**Saved entries**
——————

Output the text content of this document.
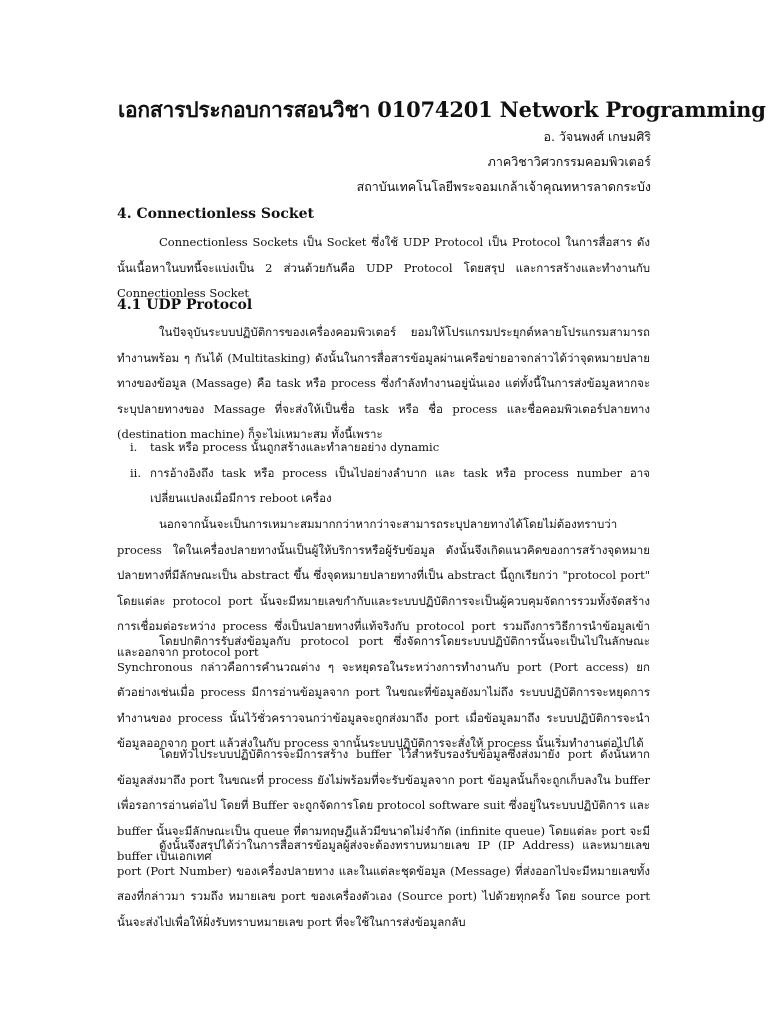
เอกสารประกอบการสอนวิชา 01074201 Network Programming
อ. วัจนพงศ์ เกษมศิริ
ภาควิชาวิศวกรรมคอมพิวเตอร์
สถาบันเทคโนโลยีพระจอมเกล้าเจ้าคุณทหารลาดกระบัง
4. Connectionless Socket

Connectionless Sockets เป็น Socket ซึ่งใช้ UDP Protocol เป็น Protocol ในการสื่อสาร ดังนั้นเนื้อหาในบทนี้จะแบ่งเป็น 2 ส่วนด้วยกันคือ UDP Protocol โดยสรุป และการสร้างและทำงานกับ Connectionless Socket

4.1 UDP Protocol

ในปัจจุบันระบบปฏิบัติการของเครื่องคอมพิวเตอร์ ยอมให้โปรแกรมประยุกต์หลายโปรแกรมสามารถทำงานพร้อม ๆ กันได้ (Multitasking) ดังนั้นในการสื่อสารข้อมูลผ่านเครือข่ายอาจกล่าวได้ว่าจุดหมายปลายทางของข้อมูล (Massage) คือ task หรือ process ซึ่งกำลังทำงานอยู่นั่นเอง แต่ทั้งนี้ในการส่งข้อมูลหากจะระบุปลายทางของ Massage ที่จะส่งให้เป็นชื่อ task หรือ ชื่อ process และชื่อคอมพิวเตอร์ปลายทาง (destination machine) ก็จะไม่เหมาะสม ทั้งนี้เพราะ

i. task หรือ process นั้นถูกสร้างและทำลายอย่าง dynamic
ii. การอ้างอิงถึง task หรือ process เป็นไปอย่างลำบาก และ task หรือ process number อาจเปลี่ยนแปลงเมื่อมีการ reboot เครื่อง

นอกจากนั้นจะเป็นการเหมาะสมมากกว่าหากว่าจะสามารถระบุปลายทางได้โดยไม่ต้องทราบว่า process ใดในเครื่องปลายทางนั้นเป็นผู้ให้บริการหรือผู้รับข้อมูล ดังนั้นจึงเกิดแนวคิดของการสร้างจุดหมายปลายทางที่มีลักษณะเป็น abstract ขึ้น ซึ่งจุดหมายปลายทางที่เป็น abstract นี้ถูกเรียกว่า "protocol port" โดยแต่ละ protocol port นั้นจะมีหมายเลขกำกับและระบบปฏิบัติการจะเป็นผู้ควบคุมจัดการรวมทั้งจัดสร้างการเชื่อมต่อระหว่าง process ซึ่งเป็นปลายทางที่แท้จริงกับ protocol port รวมถึงการวิธีการนำข้อมูลเข้าและออกจาก protocol port

โดยปกติการรับส่งข้อมูลกับ protocol port ซึ่งจัดการโดยระบบปฏิบัติการนั้นจะเป็นไปในลักษณะ Synchronous กล่าวคือการคำนวณต่าง ๆ จะหยุดรอในระหว่างการทำงานกับ port (Port access) ยกตัวอย่างเช่นเมื่อ process มีการอ่านข้อมูลจาก port ในขณะที่ข้อมูลยังมาไม่ถึง ระบบปฏิบัติการจะหยุดการทำงานของ process นั้นไว้ชั่วคราวจนกว่าข้อมูลจะถูกส่งมาถึง port เมื่อข้อมูลมาถึง ระบบปฏิบัติการจะนำข้อมูลออกจาก port แล้วส่งในกับ process จากนั้นระบบปฏิบัติการจะสั่งให้ process นั้นเริ่มทำงานต่อไปได้

โดยทั่วไประบบปฏิบัติการจะมีการสร้าง buffer ไว้สำหรับรองรับข้อมูลซึ่งส่งมายัง port ดังนั้นหากข้อมูลส่งมาถึง port ในขณะที่ process ยังไม่พร้อมที่จะรับข้อมูลจาก port ข้อมูลนั้นก็จะถูกเก็บลงใน buffer เพื่อรอการอ่านต่อไป โดยที่ Buffer จะถูกจัดการโดย protocol software suit ซึ่งอยู่ในระบบปฏิบัติการ และ buffer นั้นจะมีลักษณะเป็น queue ที่ตามทฤษฎีแล้วมีขนาดไม่จำกัด (infinite queue) โดยแต่ละ port จะมี buffer เป็นเอกเทศ

ดังนั้นจึงสรุปได้ว่าในการสื่อสารข้อมูลผู้ส่งจะต้องทราบหมายเลข IP (IP Address) และหมายเลข port (Port Number) ของเครื่องปลายทาง และในแต่ละชุดข้อมูล (Message) ที่ส่งออกไปจะมีหมายเลขทั้งสองที่กล่าวมา รวมถึง หมายเลข port ของเครื่องตัวเอง (Source port) ไปด้วยทุกครั้ง โดย source port นั้นจะส่งไปเพื่อให้ฝั่งรับทราบหมายเลข port ที่จะใช้ในการส่งข้อมูลกลับ
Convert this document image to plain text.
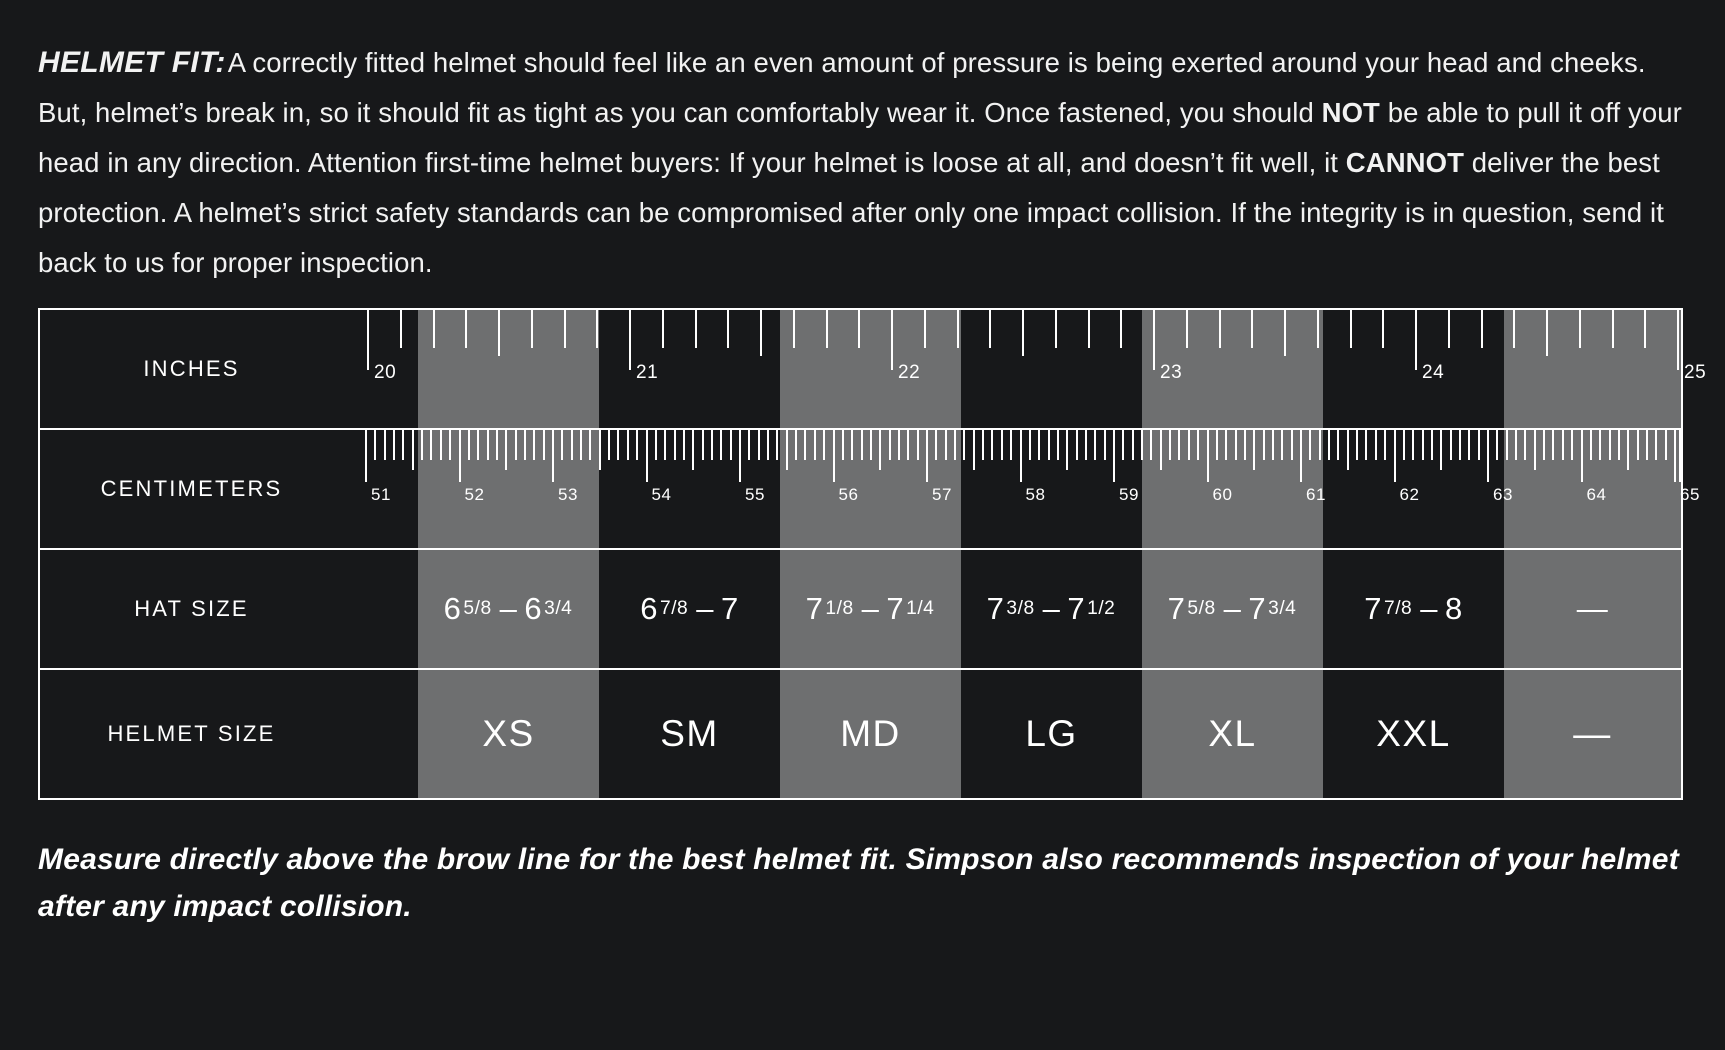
HELMET FIT:A correctly fitted helmet should feel like an even amount of pressure is being exerted around your head and cheeks. But, helmet’s break in, so it should fit as tight as you can comfortably wear it. Once fastened, you should NOT be able to pull it off your head in any direction. Attention first-time helmet buyers: If your helmet is loose at all, and doesn’t fit well, it CANNOT deliver the best protection. A helmet’s strict safety standards can be compromised after only one impact collision. If the integrity is in question, send it back to us for proper inspection.

INCHES	20	21	22	23	24	25
CENTIMETERS	51	52	53	54	55	56	57	58	59	60	61	62	63	64	65
HAT SIZE	6 5/8 – 6 3/4	6 7/8 – 7	7 1/8 – 7 1/4	7 3/8 – 7 1/2	7 5/8 – 7 3/4	7 7/8 – 8	—
HELMET SIZE	XS	SM	MD	LG	XL	XXL	—

Measure directly above the brow line for the best helmet fit. Simpson also recommends inspection of your helmet after any impact collision.
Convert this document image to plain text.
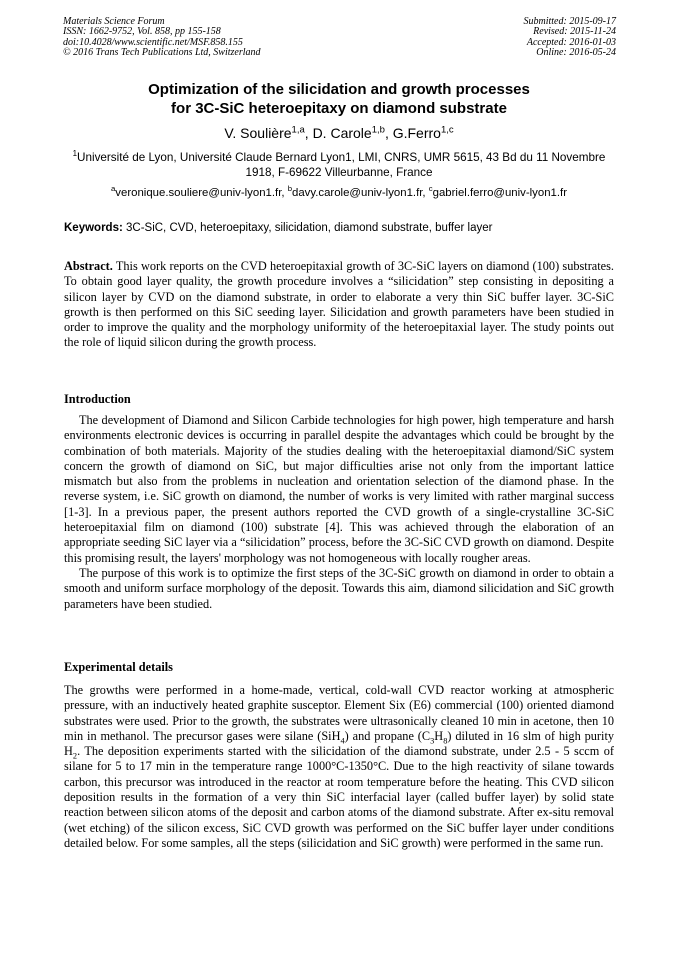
Materials Science Forum
ISSN: 1662-9752, Vol. 858, pp 155-158
doi:10.4028/www.scientific.net/MSF.858.155
© 2016 Trans Tech Publications Ltd, Switzerland
Submitted: 2015-09-17
Revised: 2015-11-24
Accepted: 2016-01-03
Online: 2016-05-24
Optimization of the silicidation and growth processes
for 3C-SiC heteroepitaxy on diamond substrate
V. Soulière$^{1,a}$, D. Carole$^{1,b}$, G.Ferro$^{1,c}$
$^1$Université de Lyon, Université Claude Bernard Lyon1, LMI, CNRS, UMR 5615, 43 Bd du 11 Novembre 1918, F-69622 Villeurbanne, France
$^a$veronique.souliere@univ-lyon1.fr, $^b$davy.carole@univ-lyon1.fr, $^c$gabriel.ferro@univ-lyon1.fr
Keywords: 3C-SiC, CVD, heteroepitaxy, silicidation, diamond substrate, buffer layer

Abstract. This work reports on the CVD heteroepitaxial growth of 3C-SiC layers on diamond (100) substrates. To obtain good layer quality, the growth procedure involves a “silicidation” step consisting in depositing a silicon layer by CVD on the diamond substrate, in order to elaborate a very thin SiC buffer layer. 3C-SiC growth is then performed on this SiC seeding layer. Silicidation and growth parameters have been studied in order to improve the quality and the morphology uniformity of the heteroepitaxial layer. The study points out the role of liquid silicon during the growth process.

Introduction

The development of Diamond and Silicon Carbide technologies for high power, high temperature and harsh environments electronic devices is occurring in parallel despite the advantages which could be brought by the combination of both materials. Majority of the studies dealing with the heteroepitaxial diamond/SiC system concern the growth of diamond on SiC, but major difficulties arise not only from the important lattice mismatch but also from the problems in nucleation and orientation selection of the diamond phase. In the reverse system, i.e. SiC growth on diamond, the number of works is very limited with rather marginal success [1-3]. In a previous paper, the present authors reported the CVD growth of a single-crystalline 3C-SiC heteroepitaxial film on diamond (100) substrate [4]. This was achieved through the elaboration of an appropriate seeding SiC layer via a “silicidation” process, before the 3C-SiC CVD growth on diamond. Despite this promising result, the layers' morphology was not homogeneous with locally rougher areas.

The purpose of this work is to optimize the first steps of the 3C-SiC growth on diamond in order to obtain a smooth and uniform surface morphology of the deposit. Towards this aim, diamond silicidation and SiC growth parameters have been studied.

Experimental details

The growths were performed in a home-made, vertical, cold-wall CVD reactor working at atmospheric pressure, with an inductively heated graphite susceptor. Element Six (E6) commercial (100) oriented diamond substrates were used. Prior to the growth, the substrates were ultrasonically cleaned 10 min in acetone, then 10 min in methanol. The precursor gases were silane (SiH$_4$) and propane $(C_3H_8)$ diluted in 16 slm of high purity $H_2$. The deposition experiments started with the silicidation of the diamond substrate, under 2.5 - 5 sccm of silane for 5 to 17 min in the temperature range 1000°C-1350°C. Due to the high reactivity of silane towards carbon, this precursor was introduced in the reactor at room temperature before the heating. This CVD silicon deposition results in the formation of a very thin SiC interfacial layer (called buffer layer) by solid state reaction between silicon atoms of the deposit and carbon atoms of the diamond substrate. After ex-situ removal (wet etching) of the silicon excess, SiC CVD growth was performed on the SiC buffer layer under conditions detailed below. For some samples, all the steps (silicidation and SiC growth) were performed in the same run.
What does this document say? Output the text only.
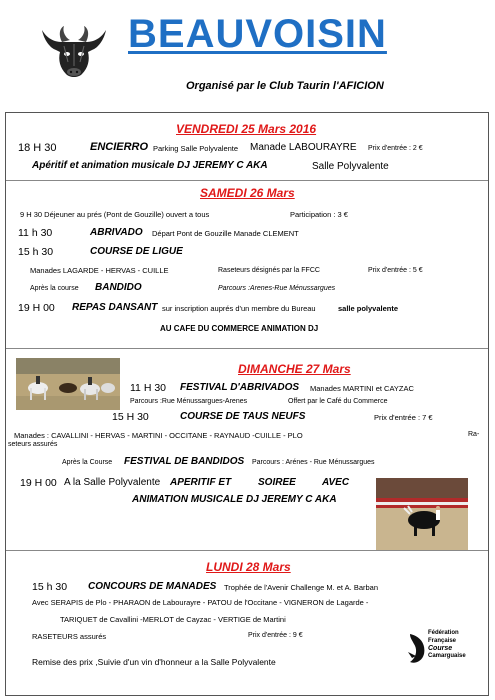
BEAUVOISIN
Organisé par le Club Taurin l'AFICION
VENDREDI 25 Mars 2016
18 H 30	ENCIERRO Parking Salle Polyvalente Manade LABOURAYRE Prix d'entrée : 2 €
Apéritif et animation musicale DJ JEREMY C AKA	Salle Polyvalente
SAMEDI 26 Mars
9 H 30 Déjeuner au prés (Pont de Gouzille) ouvert a tous	Participation : 3 €
11 h 30	ABRIVADO Départ Pont de Gouzille Manade CLEMENT
15 h 30	COURSE DE LIGUE
Manades LAGARDE - HERVAS - CUILLE	Raseteurs désignés par la FFCC	Prix d'entrée : 5 €
Après la course BANDIDO	Parcours :Arenes-Rue Ménussargues
19 H 00 REPAS DANSANT sur inscription auprés d'un membre du Bureau	salle polyvalente
AU CAFE DU COMMERCE ANIMATION DJ
DIMANCHE 27 Mars
11 H 30 FESTIVAL D'ABRIVADOS Manades MARTINI et CAYZAC
Parcours :Rue Ménussargues-Arenes	Offert par le Café du Commerce
15 H 30	COURSE DE TAUS NEUFS	Prix d'entrée : 7 €
Manades : CAVALLINI - HERVAS - MARTINI - OCCITANE - RAYNAUD -CUILLE - PLO	Ra-
seteurs assurés
Après la Course FESTIVAL DE BANDIDOS Parcours : Arénes - Rue Ménussargues
19 H 00 A la Salle Polyvalente APERITIF ET	SOIREE	AVEC
ANIMATION MUSICALE DJ JEREMY C AKA
LUNDI 28 Mars
15 h 30 CONCOURS DE MANADES Trophée de l'Avenir Challenge M. et A. Barban
Avec SERAPIS de Plo - PHARAON de Labourayre - PATOU de l'Occitane - VIGNERON de Lagarde -
TARIQUET de Cavallini -MERLOT de Cayzac - VERTIGE de Martini
RASETEURS assurés	Prix d'entrée : 9 €
Remise des prix ,Suivie d'un vin d'honneur a la Salle Polyvalente
Fédération
Française
Course
Camarguaise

——————

**The request**
Search the lines above for the string "order" and copy each line that has it.

**Task solution**
Abstract. This work reports on the CVD heteroepitaxial growth of 3C-SiC layers on diamond (100) substrates. To obtain good layer quality, the growth procedure involves a “silicidation” step consisting in depositing a silicon layer by CVD on the diamond substrate, in order to elaborate a very thin SiC buffer layer. 3C-SiC growth is then performed on this SiC seeding layer. Silicidation and growth parameters have been studied in order to improve the quality and the morphology uniformity of the heteroepitaxial layer. The study points out the role of liquid silicon during the growth process.
The purpose of this work is to optimize the first steps of the 3C-SiC growth on diamond in order to obtain a smooth and uniform surface morphology of the deposit. Towards this aim, diamond silicidation and SiC growth parameters have been studied.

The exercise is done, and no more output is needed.